◆ **GOAL**
Drop the images; return everything else in the listing below exactly.

◆ **INPUT RECORDS**
* Begin *
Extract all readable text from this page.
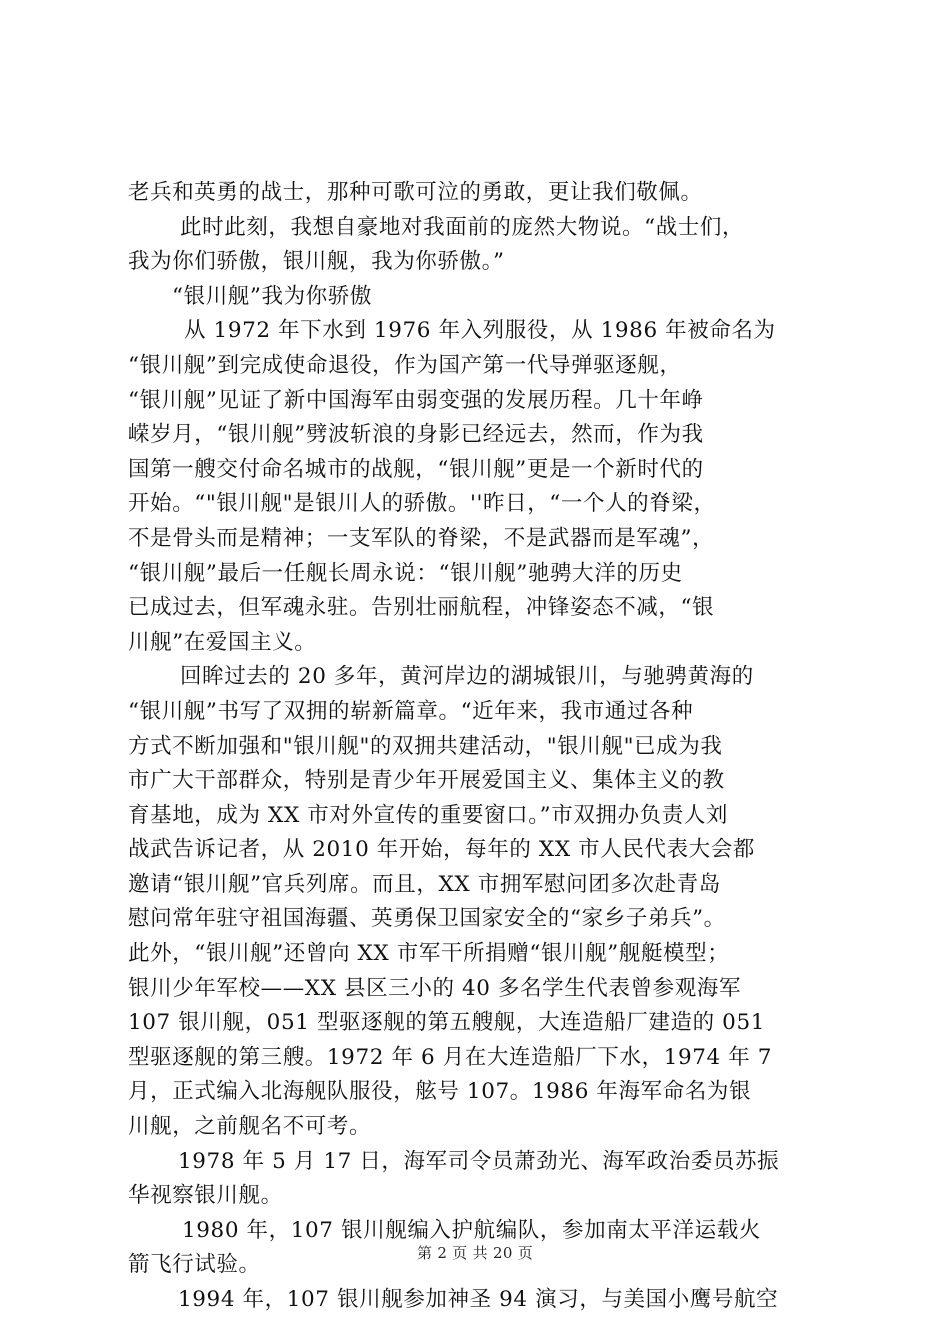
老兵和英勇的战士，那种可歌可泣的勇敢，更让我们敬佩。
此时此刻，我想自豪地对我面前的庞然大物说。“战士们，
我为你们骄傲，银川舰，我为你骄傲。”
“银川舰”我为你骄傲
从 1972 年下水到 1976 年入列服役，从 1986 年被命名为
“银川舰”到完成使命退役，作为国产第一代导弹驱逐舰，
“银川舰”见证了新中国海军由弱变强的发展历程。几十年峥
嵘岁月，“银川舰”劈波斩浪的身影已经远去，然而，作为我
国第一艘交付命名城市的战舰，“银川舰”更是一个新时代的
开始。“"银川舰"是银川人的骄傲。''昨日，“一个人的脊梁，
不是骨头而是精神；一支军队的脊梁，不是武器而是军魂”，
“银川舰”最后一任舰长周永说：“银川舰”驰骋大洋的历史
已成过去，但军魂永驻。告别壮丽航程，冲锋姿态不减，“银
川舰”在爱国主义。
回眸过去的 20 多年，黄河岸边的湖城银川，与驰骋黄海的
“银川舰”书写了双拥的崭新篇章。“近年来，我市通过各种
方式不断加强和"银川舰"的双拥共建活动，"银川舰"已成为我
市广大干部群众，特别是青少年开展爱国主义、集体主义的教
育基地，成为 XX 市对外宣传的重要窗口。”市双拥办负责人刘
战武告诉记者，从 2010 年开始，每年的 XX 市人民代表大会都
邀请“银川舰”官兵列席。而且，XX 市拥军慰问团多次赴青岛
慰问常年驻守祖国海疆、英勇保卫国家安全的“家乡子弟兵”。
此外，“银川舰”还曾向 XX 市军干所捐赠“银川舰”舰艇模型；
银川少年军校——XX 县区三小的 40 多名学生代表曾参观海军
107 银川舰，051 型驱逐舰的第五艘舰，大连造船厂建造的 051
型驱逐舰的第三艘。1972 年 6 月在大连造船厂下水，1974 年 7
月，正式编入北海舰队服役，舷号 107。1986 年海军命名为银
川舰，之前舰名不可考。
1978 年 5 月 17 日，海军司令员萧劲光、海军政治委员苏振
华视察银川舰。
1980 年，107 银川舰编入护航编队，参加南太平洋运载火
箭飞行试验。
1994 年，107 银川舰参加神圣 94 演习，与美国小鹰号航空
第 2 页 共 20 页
* End *
◆ **WRITTEN ANSWER**
Extract all readable text from this page.
老兵和英勇的战士，那种可歌可泣的勇敢，更让我们敬佩。
此时此刻，我想自豪地对我面前的庞然大物说。“战士们，
我为你们骄傲，银川舰，我为你骄傲。”
“银川舰”我为你骄傲
从 1972 年下水到 1976 年入列服役，从 1986 年被命名为
“银川舰”到完成使命退役，作为国产第一代导弹驱逐舰，
“银川舰”见证了新中国海军由弱变强的发展历程。几十年峥
嵘岁月，“银川舰”劈波斩浪的身影已经远去，然而，作为我
国第一艘交付命名城市的战舰，“银川舰”更是一个新时代的
开始。“"银川舰"是银川人的骄傲。''昨日，“一个人的脊梁，
不是骨头而是精神；一支军队的脊梁，不是武器而是军魂”，
“银川舰”最后一任舰长周永说：“银川舰”驰骋大洋的历史
已成过去，但军魂永驻。告别壮丽航程，冲锋姿态不减，“银
川舰”在爱国主义。
回眸过去的 20 多年，黄河岸边的湖城银川，与驰骋黄海的
“银川舰”书写了双拥的崭新篇章。“近年来，我市通过各种
方式不断加强和"银川舰"的双拥共建活动，"银川舰"已成为我
市广大干部群众，特别是青少年开展爱国主义、集体主义的教
育基地，成为 XX 市对外宣传的重要窗口。”市双拥办负责人刘
战武告诉记者，从 2010 年开始，每年的 XX 市人民代表大会都
邀请“银川舰”官兵列席。而且，XX 市拥军慰问团多次赴青岛
慰问常年驻守祖国海疆、英勇保卫国家安全的“家乡子弟兵”。
此外，“银川舰”还曾向 XX 市军干所捐赠“银川舰”舰艇模型；
银川少年军校——XX 县区三小的 40 多名学生代表曾参观海军
107 银川舰，051 型驱逐舰的第五艘舰，大连造船厂建造的 051
型驱逐舰的第三艘。1972 年 6 月在大连造船厂下水，1974 年 7
月，正式编入北海舰队服役，舷号 107。1986 年海军命名为银
川舰，之前舰名不可考。
1978 年 5 月 17 日，海军司令员萧劲光、海军政治委员苏振
华视察银川舰。
1980 年，107 银川舰编入护航编队，参加南太平洋运载火
箭飞行试验。
1994 年，107 银川舰参加神圣 94 演习，与美国小鹰号航空
第 2 页 共 20 页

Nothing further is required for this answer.